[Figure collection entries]
________________________________________

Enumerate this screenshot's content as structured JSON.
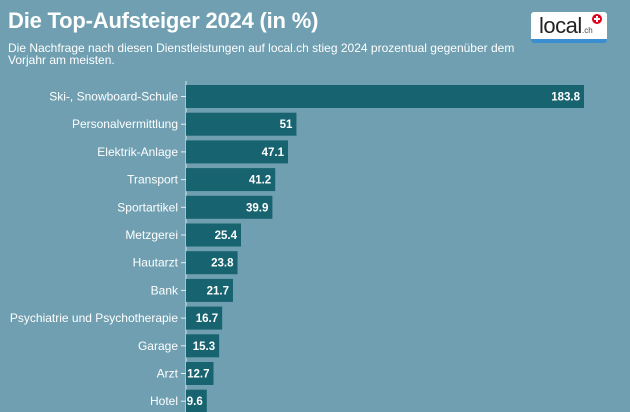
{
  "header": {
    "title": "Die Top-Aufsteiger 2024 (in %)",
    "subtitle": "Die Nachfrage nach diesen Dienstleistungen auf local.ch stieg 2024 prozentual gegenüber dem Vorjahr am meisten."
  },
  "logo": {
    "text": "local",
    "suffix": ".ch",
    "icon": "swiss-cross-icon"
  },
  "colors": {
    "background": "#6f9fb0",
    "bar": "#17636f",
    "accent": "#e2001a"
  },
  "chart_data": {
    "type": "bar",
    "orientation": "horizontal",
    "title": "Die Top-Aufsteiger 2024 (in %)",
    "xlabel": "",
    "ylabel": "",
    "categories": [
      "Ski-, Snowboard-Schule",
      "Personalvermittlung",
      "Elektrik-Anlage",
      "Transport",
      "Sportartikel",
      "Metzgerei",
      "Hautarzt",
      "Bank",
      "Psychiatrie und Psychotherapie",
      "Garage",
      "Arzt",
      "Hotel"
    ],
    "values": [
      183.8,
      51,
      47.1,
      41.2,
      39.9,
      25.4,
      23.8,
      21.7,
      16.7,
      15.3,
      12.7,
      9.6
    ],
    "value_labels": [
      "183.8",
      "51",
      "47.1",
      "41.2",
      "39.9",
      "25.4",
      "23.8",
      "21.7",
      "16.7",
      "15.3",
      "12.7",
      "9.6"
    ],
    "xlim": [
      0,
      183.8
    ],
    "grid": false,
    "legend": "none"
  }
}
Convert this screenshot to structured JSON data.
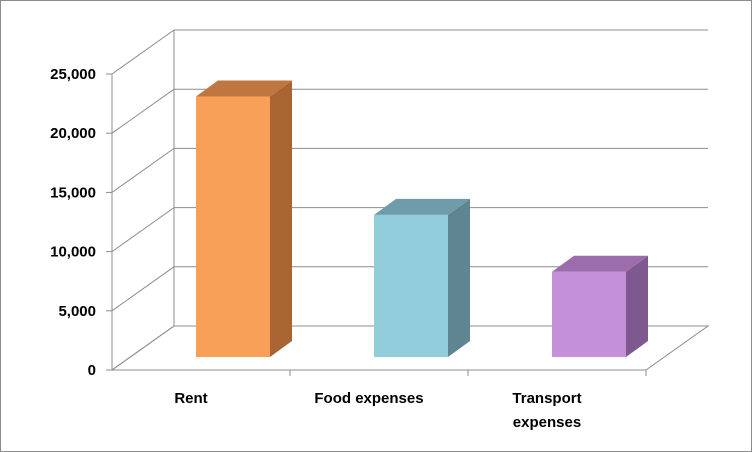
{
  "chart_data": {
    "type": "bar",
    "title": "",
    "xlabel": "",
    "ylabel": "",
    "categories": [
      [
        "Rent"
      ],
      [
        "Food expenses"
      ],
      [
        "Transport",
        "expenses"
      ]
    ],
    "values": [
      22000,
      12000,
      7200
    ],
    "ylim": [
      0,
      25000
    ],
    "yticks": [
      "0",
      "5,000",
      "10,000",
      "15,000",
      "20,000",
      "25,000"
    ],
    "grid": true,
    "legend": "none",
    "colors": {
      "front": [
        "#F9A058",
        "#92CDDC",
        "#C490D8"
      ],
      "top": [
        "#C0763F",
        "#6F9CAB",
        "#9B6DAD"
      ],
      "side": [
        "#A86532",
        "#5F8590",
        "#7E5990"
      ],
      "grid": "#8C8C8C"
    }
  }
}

________________________________________

* SHORT EXERCISE
What is the number of lines that hold the string "local"? Give it alone.

* OUTPUT FOR THIS TASK
2